_Data provided_

++++

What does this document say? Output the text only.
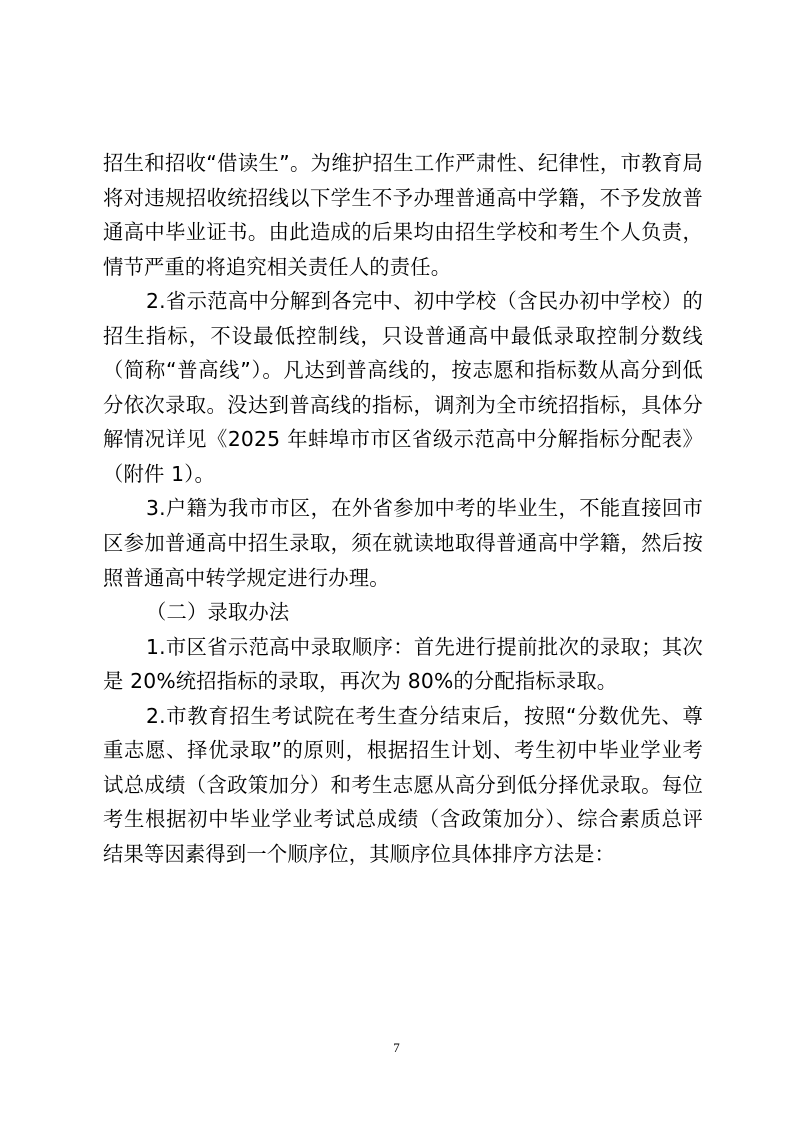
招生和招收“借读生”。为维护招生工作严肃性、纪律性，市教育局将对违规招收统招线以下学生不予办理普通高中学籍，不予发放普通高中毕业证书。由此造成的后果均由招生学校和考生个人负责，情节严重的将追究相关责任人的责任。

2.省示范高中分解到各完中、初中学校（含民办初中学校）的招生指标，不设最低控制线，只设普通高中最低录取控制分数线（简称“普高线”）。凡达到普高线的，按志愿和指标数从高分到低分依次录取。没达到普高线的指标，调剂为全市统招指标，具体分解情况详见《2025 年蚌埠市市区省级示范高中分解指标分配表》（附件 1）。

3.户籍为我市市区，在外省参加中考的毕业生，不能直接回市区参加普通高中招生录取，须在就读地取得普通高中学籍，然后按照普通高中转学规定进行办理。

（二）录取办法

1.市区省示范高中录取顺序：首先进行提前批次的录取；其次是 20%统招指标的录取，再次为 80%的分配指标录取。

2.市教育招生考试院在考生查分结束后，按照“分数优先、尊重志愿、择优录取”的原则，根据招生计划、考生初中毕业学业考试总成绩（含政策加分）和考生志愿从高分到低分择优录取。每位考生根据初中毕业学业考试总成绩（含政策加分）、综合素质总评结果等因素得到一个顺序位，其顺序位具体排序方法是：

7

++++

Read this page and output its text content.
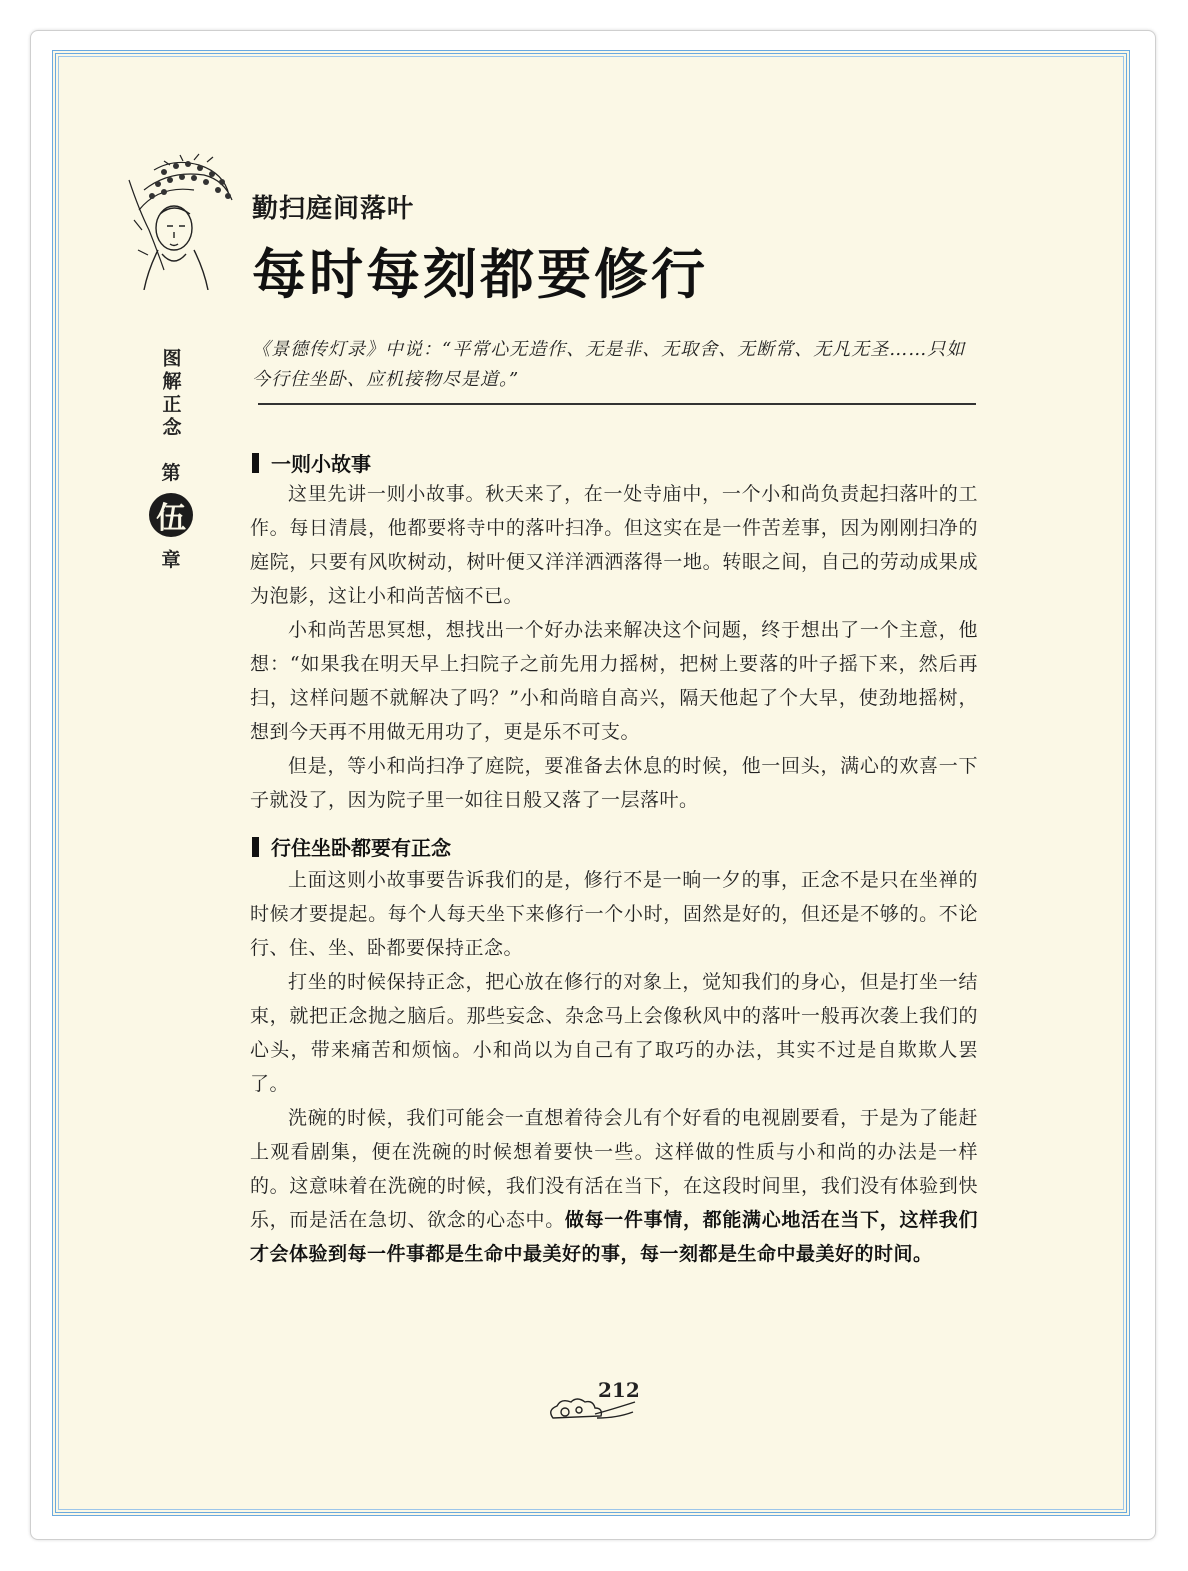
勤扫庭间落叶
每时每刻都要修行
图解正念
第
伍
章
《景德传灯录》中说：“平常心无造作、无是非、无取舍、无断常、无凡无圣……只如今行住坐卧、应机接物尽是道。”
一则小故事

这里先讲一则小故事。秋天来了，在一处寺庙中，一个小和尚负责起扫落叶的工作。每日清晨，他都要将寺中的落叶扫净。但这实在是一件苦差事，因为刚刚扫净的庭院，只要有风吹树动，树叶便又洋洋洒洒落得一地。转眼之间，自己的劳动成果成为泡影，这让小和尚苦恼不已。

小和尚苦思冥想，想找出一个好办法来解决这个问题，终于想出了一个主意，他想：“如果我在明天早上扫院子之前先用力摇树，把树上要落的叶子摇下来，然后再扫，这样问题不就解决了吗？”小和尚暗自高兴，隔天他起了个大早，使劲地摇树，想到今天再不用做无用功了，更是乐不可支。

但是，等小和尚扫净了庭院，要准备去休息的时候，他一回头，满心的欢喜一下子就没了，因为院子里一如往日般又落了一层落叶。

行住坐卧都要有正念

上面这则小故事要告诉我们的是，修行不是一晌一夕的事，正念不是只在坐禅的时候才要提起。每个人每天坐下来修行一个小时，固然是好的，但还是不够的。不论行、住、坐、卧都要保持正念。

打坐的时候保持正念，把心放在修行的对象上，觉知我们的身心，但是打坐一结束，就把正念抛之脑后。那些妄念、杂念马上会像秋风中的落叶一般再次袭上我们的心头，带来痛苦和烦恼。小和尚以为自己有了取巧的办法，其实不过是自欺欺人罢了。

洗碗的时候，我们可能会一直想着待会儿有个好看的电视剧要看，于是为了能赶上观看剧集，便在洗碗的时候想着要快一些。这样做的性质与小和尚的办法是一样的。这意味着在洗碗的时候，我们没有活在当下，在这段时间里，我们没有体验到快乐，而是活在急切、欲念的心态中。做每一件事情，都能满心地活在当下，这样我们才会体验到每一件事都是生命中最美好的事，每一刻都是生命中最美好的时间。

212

++++

_What needs to be done_
Tally how many lines of the data include the word "this". Write the number and nothing else.

_Solved exercise_
2